■ CHALLENGE ■
Convert the entries below into a Markdown table with the columns Row and Entry, giving each line its own number and omitting blank lines.

■ DATASET RECORDS ■

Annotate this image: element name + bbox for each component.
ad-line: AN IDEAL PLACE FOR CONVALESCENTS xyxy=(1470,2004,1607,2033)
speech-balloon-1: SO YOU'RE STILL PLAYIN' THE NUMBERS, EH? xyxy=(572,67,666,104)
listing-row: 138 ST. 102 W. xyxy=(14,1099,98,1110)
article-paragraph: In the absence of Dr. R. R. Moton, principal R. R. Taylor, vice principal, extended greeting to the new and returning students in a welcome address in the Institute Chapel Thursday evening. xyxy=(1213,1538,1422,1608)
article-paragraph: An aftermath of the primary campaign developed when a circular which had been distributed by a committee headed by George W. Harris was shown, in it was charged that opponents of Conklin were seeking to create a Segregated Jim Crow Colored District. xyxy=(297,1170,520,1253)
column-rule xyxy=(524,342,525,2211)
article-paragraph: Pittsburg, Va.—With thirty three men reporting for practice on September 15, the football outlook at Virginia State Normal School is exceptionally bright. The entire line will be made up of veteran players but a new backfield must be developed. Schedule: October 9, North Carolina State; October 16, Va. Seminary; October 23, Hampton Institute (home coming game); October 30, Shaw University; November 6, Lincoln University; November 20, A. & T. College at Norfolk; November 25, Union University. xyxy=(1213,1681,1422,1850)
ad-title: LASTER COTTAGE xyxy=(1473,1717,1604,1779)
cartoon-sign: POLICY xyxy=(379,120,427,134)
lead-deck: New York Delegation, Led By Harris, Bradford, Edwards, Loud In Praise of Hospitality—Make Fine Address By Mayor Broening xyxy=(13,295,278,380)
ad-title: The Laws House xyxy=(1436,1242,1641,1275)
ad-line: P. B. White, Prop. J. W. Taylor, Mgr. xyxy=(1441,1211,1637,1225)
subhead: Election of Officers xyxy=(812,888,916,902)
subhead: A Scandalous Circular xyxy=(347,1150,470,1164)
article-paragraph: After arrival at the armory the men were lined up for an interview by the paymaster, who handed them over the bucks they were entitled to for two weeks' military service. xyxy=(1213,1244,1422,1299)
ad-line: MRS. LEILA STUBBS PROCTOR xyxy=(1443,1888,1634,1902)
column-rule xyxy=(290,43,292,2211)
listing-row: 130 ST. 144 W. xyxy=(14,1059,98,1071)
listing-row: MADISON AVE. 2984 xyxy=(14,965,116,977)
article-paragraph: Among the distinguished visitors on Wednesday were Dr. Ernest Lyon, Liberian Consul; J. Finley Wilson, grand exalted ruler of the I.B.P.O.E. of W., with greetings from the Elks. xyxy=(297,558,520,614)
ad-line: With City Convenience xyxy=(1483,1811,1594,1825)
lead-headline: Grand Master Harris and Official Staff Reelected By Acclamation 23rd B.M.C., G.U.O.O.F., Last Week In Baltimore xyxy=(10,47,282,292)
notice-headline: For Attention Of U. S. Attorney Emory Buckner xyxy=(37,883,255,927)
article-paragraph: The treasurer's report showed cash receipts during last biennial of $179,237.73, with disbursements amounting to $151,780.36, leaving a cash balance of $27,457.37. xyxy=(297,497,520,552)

■ RESULT ■
| Row | Entry |
|---|---|
| 1 | Annotate this image: element name + bbox for each component. |
| 2 | ad-line: AN IDEAL PLACE FOR CONVALESCENTS xyxy=(1470,2004,1607,2033) |
| 3 | speech-balloon-1: SO YOU'RE STILL PLAYIN' THE NUMBERS, EH? xyxy=(572,67,666,104) |
| 4 | listing-row: 138 ST. 102 W. xyxy=(14,1099,98,1110) |
| 5 | article-paragraph: In the absence of Dr. R. R. Moton, principal R. R. Taylor, vice principal, extended greeting to the new and returning students in a welcome address in the Institute Chapel Thursday evening. xyxy=(1213,1538,1422,1608) |
| 6 | article-paragraph: An aftermath of the primary campaign developed when a circular which had been distributed by a committee headed by George W. Harris was shown, in it was charged that opponents of Conklin were seeking to create a Segregated Jim Crow Colored District. xyxy=(297,1170,520,1253) |
| 7 | column-rule xyxy=(524,342,525,2211) |
| 8 | article-paragraph: Pittsburg, Va.—With thirty three men reporting for practice on September 15, the football outlook at Virginia State Normal School is exceptionally bright. The entire line will be made up of veteran players but a new backfield must be developed. Schedule: October 9, North Carolina State; October 16, Va. Seminary; October 23, Hampton Institute (home coming game); October 30, Shaw University; November 6, Lincoln University; November 20, A. & T. College at Norfolk; November 25, Union University. xyxy=(1213,1681,1422,1850) |
| 9 | ad-title: LASTER COTTAGE xyxy=(1473,1717,1604,1779) |
| 10 | cartoon-sign: POLICY xyxy=(379,120,427,134) |
| 11 | lead-deck: New York Delegation, Led By Harris, Bradford, Edwards, Loud In Praise of Hospitality—Make Fine Address By Mayor Broening xyxy=(13,295,278,380) |
| 12 | ad-title: The Laws House xyxy=(1436,1242,1641,1275) |
| 13 | ad-line: P. B. White, Prop. J. W. Taylor, Mgr. xyxy=(1441,1211,1637,1225) |
| 14 | subhead: Election of Officers xyxy=(812,888,916,902) |
| 15 | subhead: A Scandalous Circular xyxy=(347,1150,470,1164) |
| 16 | article-paragraph: After arrival at the armory the men were lined up for an interview by the paymaster, who handed them over the bucks they were entitled to for two weeks' military service. xyxy=(1213,1244,1422,1299) |
| 17 | ad-line: MRS. LEILA STUBBS PROCTOR xyxy=(1443,1888,1634,1902) |
| 18 | column-rule xyxy=(290,43,292,2211) |
| 19 | listing-row: 130 ST. 144 W. xyxy=(14,1059,98,1071) |
| 20 | listing-row: MADISON AVE. 2984 xyxy=(14,965,116,977) |
| 21 | article-paragraph: Among the distinguished visitors on Wednesday were Dr. Ernest Lyon, Liberian Consul; J. Finley Wilson, grand exalted ruler of the I.B.P.O.E. of W., with greetings from the Elks. xyxy=(297,558,520,614) |
| 22 | ad-line: With City Convenience xyxy=(1483,1811,1594,1825) |
| 23 | lead-headline: Grand Master Harris and Official Staff Reelected By Acclamation 23rd B.M.C., G.U.O.O.F., Last Week In Baltimore xyxy=(10,47,282,292) |
| 24 | notice-headline: For Attention Of U. S. Attorney Emory Buckner xyxy=(37,883,255,927) |
| 25 | article-paragraph: The treasurer's report showed cash receipts during last biennial of $179,237.73, with disbursements amounting to $151,780.36, leaving a cash balance of $27,457.37. xyxy=(297,497,520,552) |